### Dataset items
'''
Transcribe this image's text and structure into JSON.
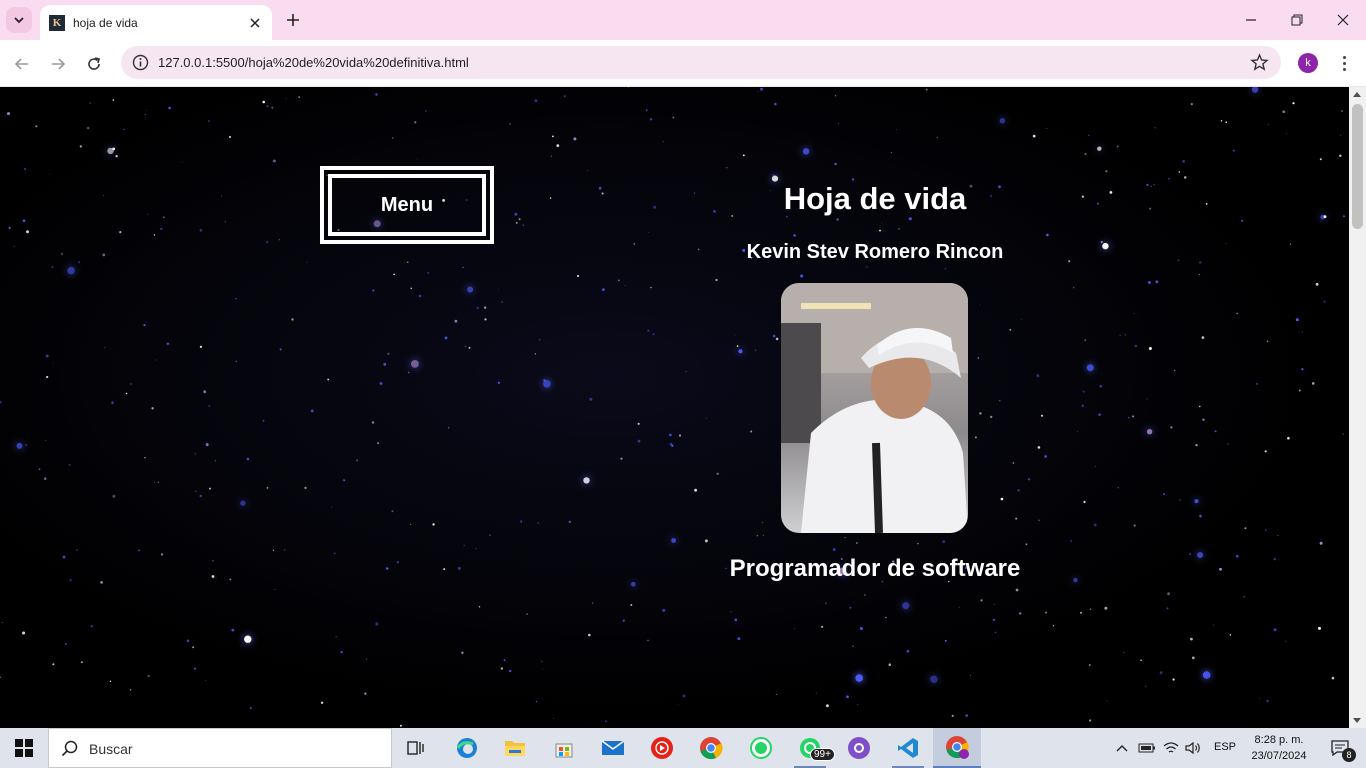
{
  "browser": {
    "tab": {
      "title": "hoja de vida",
      "favicon_letter": "K"
    },
    "url": "127.0.0.1:5500/hoja%20de%20vida%20definitiva.html",
    "profile_initial": "k",
    "icons": {
      "tab_search": "chevron-down-icon",
      "close": "close-icon",
      "new_tab": "plus-icon",
      "minimize": "minimize-icon",
      "restore": "restore-icon",
      "window_close": "close-icon",
      "back": "arrow-left-icon",
      "forward": "arrow-right-icon",
      "reload": "reload-icon",
      "site_info": "info-icon",
      "bookmark": "star-icon",
      "menu": "more-vertical-icon"
    }
  },
  "page": {
    "menu_label": "Menu",
    "title": "Hoja de vida",
    "name": "Kevin Stev Romero Rincon",
    "role": "Programador de software",
    "background_color": "#000000",
    "text_color": "#ffffff"
  },
  "taskbar": {
    "search_placeholder": "Buscar",
    "apps": [
      {
        "name": "task-view"
      },
      {
        "name": "edge"
      },
      {
        "name": "file-explorer"
      },
      {
        "name": "microsoft-store"
      },
      {
        "name": "mail"
      },
      {
        "name": "youtube-music"
      },
      {
        "name": "chrome"
      },
      {
        "name": "whatsapp"
      },
      {
        "name": "whatsapp-business",
        "badge": "99+"
      },
      {
        "name": "github-desktop"
      },
      {
        "name": "vscode"
      },
      {
        "name": "chrome-profile"
      }
    ],
    "language": "ESP",
    "time": "8:28 p. m.",
    "date": "23/07/2024",
    "notifications_count": "8"
  }
}
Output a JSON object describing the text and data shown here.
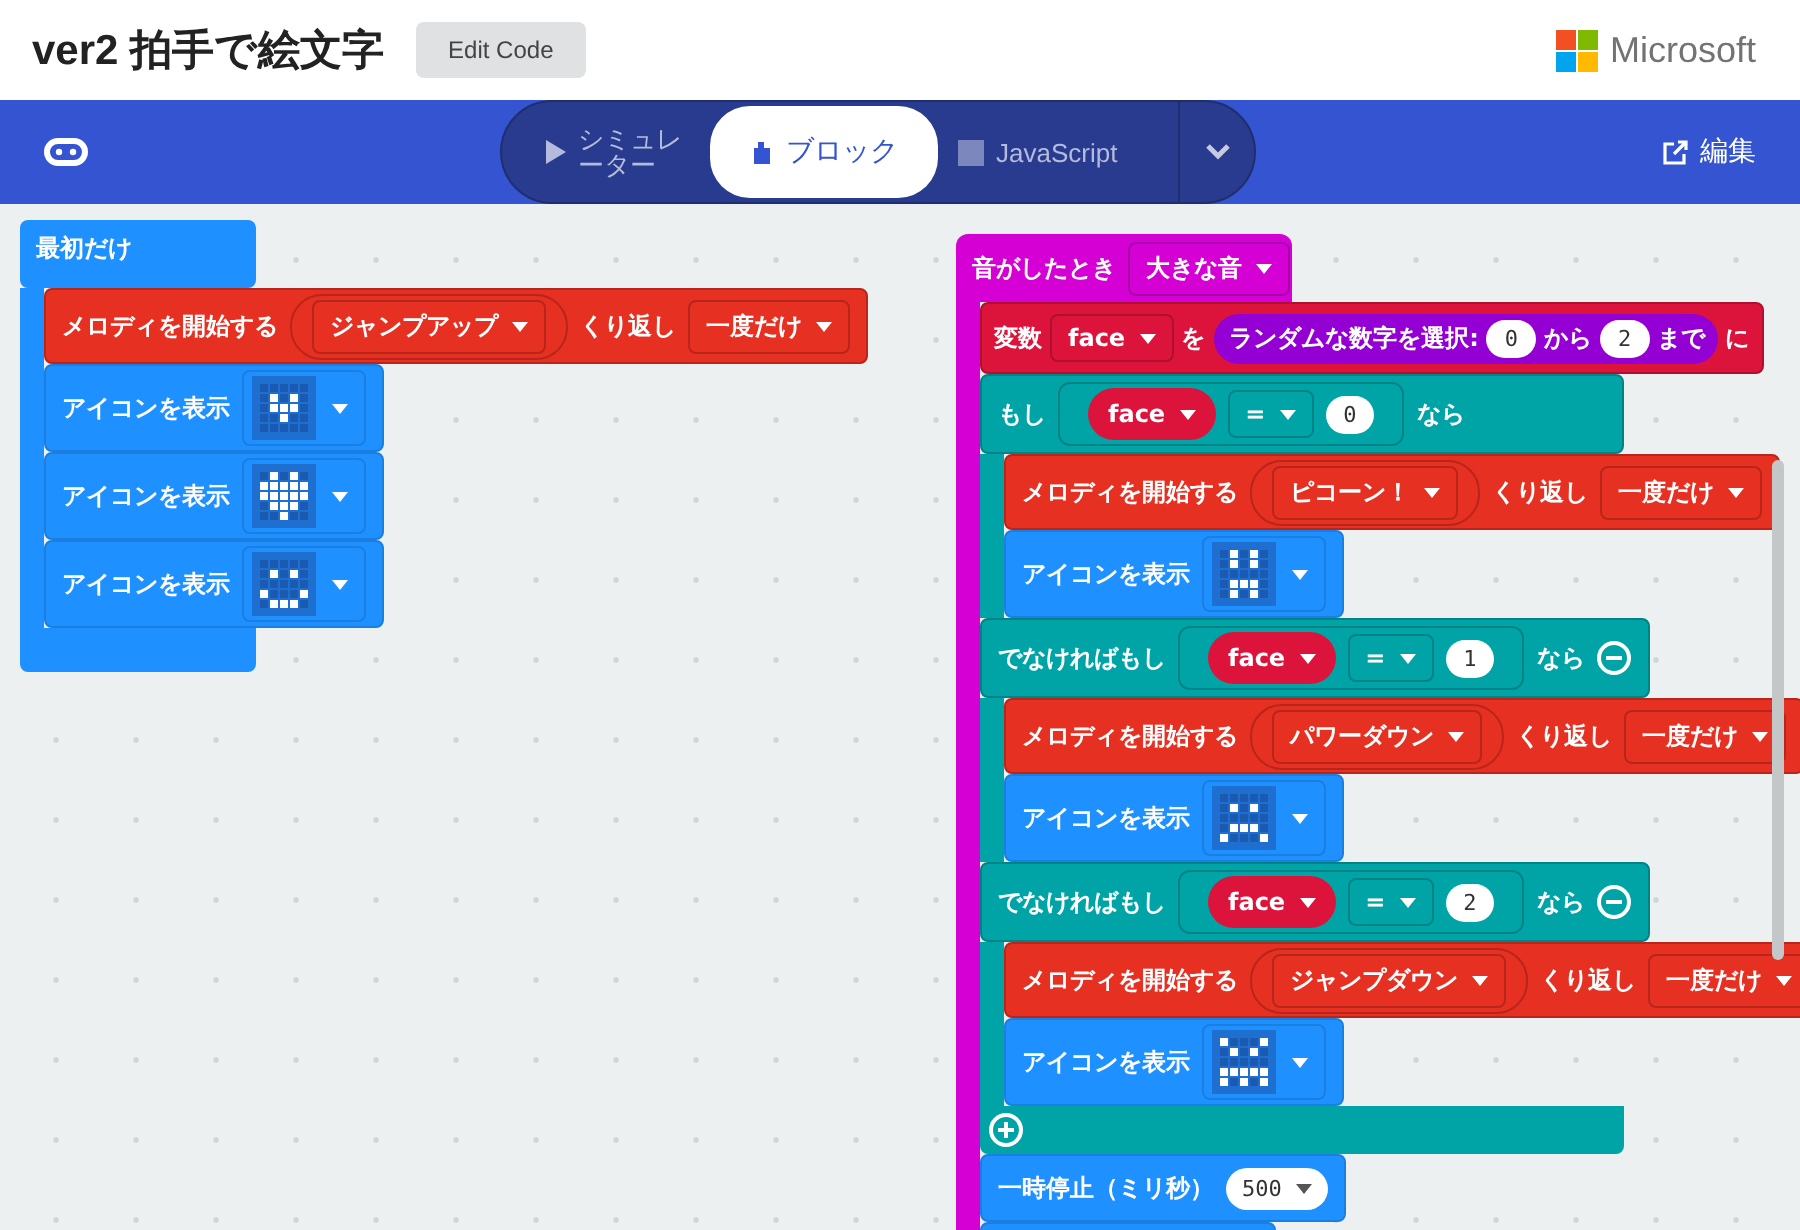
{
  "header": {
    "title": "ver2 拍手で絵文字",
    "edit_button": "Edit Code",
    "brand": "Microsoft"
  },
  "toolbar": {
    "tabs": [
      {
        "label": "シミュレーター",
        "kind": "simulator",
        "selected": false
      },
      {
        "label": "ブロック",
        "kind": "blocks",
        "selected": true
      },
      {
        "label": "JavaScript",
        "kind": "javascript",
        "selected": false
      }
    ],
    "edit_link": "編集"
  },
  "workspace": {
    "stacks": [
      {
        "kind": "basic_event",
        "label": "最初だけ",
        "body": [
          {
            "kind": "melody",
            "label": "メロディを開始する",
            "melody": "ジャンプアップ",
            "repeat_label": "くり返し",
            "repeat": "一度だけ"
          },
          {
            "kind": "show_icon",
            "label": "アイコンを表示",
            "leds": [
              [
                false,
                false,
                false,
                false,
                false
              ],
              [
                false,
                true,
                false,
                true,
                false
              ],
              [
                false,
                true,
                true,
                true,
                false
              ],
              [
                false,
                false,
                true,
                false,
                false
              ],
              [
                false,
                false,
                false,
                false,
                false
              ]
            ]
          },
          {
            "kind": "show_icon",
            "label": "アイコンを表示",
            "leds": [
              [
                false,
                true,
                false,
                true,
                false
              ],
              [
                true,
                true,
                true,
                true,
                true
              ],
              [
                true,
                true,
                true,
                true,
                true
              ],
              [
                false,
                true,
                true,
                true,
                false
              ],
              [
                false,
                false,
                true,
                false,
                false
              ]
            ]
          },
          {
            "kind": "show_icon",
            "label": "アイコンを表示",
            "leds": [
              [
                false,
                false,
                false,
                false,
                false
              ],
              [
                false,
                true,
                false,
                true,
                false
              ],
              [
                false,
                false,
                false,
                false,
                false
              ],
              [
                true,
                false,
                false,
                false,
                true
              ],
              [
                false,
                true,
                true,
                true,
                false
              ]
            ]
          }
        ]
      },
      {
        "kind": "input_event",
        "label": "音がしたとき",
        "option": "大きな音",
        "body": [
          {
            "kind": "set_variable",
            "label": "変数",
            "variable": "face",
            "assign_label": "を",
            "random_label": "ランダムな数字を選択:",
            "from": "0",
            "from_label": "から",
            "to": "2",
            "to_label": "まで",
            "suffix": "に"
          },
          {
            "kind": "if",
            "clauses": [
              {
                "label": "もし",
                "variable": "face",
                "operator": "=",
                "value": "0",
                "then_label": "なら",
                "removable": false,
                "body": [
                  {
                    "kind": "melody",
                    "label": "メロディを開始する",
                    "melody": "ピコーン！",
                    "repeat_label": "くり返し",
                    "repeat": "一度だけ"
                  },
                  {
                    "kind": "show_icon",
                    "label": "アイコンを表示",
                    "leds": [
                      [
                        false,
                        true,
                        false,
                        true,
                        false
                      ],
                      [
                        false,
                        true,
                        false,
                        true,
                        false
                      ],
                      [
                        false,
                        false,
                        false,
                        false,
                        false
                      ],
                      [
                        false,
                        true,
                        true,
                        true,
                        false
                      ],
                      [
                        false,
                        true,
                        false,
                        true,
                        false
                      ]
                    ]
                  }
                ]
              },
              {
                "label": "でなければもし",
                "variable": "face",
                "operator": "=",
                "value": "1",
                "then_label": "なら",
                "removable": true,
                "body": [
                  {
                    "kind": "melody",
                    "label": "メロディを開始する",
                    "melody": "パワーダウン",
                    "repeat_label": "くり返し",
                    "repeat": "一度だけ"
                  },
                  {
                    "kind": "show_icon",
                    "label": "アイコンを表示",
                    "leds": [
                      [
                        false,
                        false,
                        false,
                        false,
                        false
                      ],
                      [
                        false,
                        true,
                        false,
                        true,
                        false
                      ],
                      [
                        false,
                        false,
                        false,
                        false,
                        false
                      ],
                      [
                        false,
                        true,
                        true,
                        true,
                        false
                      ],
                      [
                        true,
                        false,
                        false,
                        false,
                        true
                      ]
                    ]
                  }
                ]
              },
              {
                "label": "でなければもし",
                "variable": "face",
                "operator": "=",
                "value": "2",
                "then_label": "なら",
                "removable": true,
                "body": [
                  {
                    "kind": "melody",
                    "label": "メロディを開始する",
                    "melody": "ジャンプダウン",
                    "repeat_label": "くり返し",
                    "repeat": "一度だけ"
                  },
                  {
                    "kind": "show_icon",
                    "label": "アイコンを表示",
                    "leds": [
                      [
                        true,
                        false,
                        false,
                        false,
                        true
                      ],
                      [
                        false,
                        true,
                        false,
                        true,
                        false
                      ],
                      [
                        false,
                        false,
                        false,
                        false,
                        false
                      ],
                      [
                        true,
                        true,
                        true,
                        true,
                        true
                      ],
                      [
                        true,
                        false,
                        true,
                        false,
                        true
                      ]
                    ]
                  }
                ]
              }
            ]
          },
          {
            "kind": "pause",
            "label": "一時停止（ミリ秒）",
            "value": "500"
          },
          {
            "kind": "cut_off"
          }
        ]
      }
    ]
  }
}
'''
### REQUIRED WORK
Of the lines above, how many include the word "arrow"? Reply with the number alone.

### FINISHED TASK
2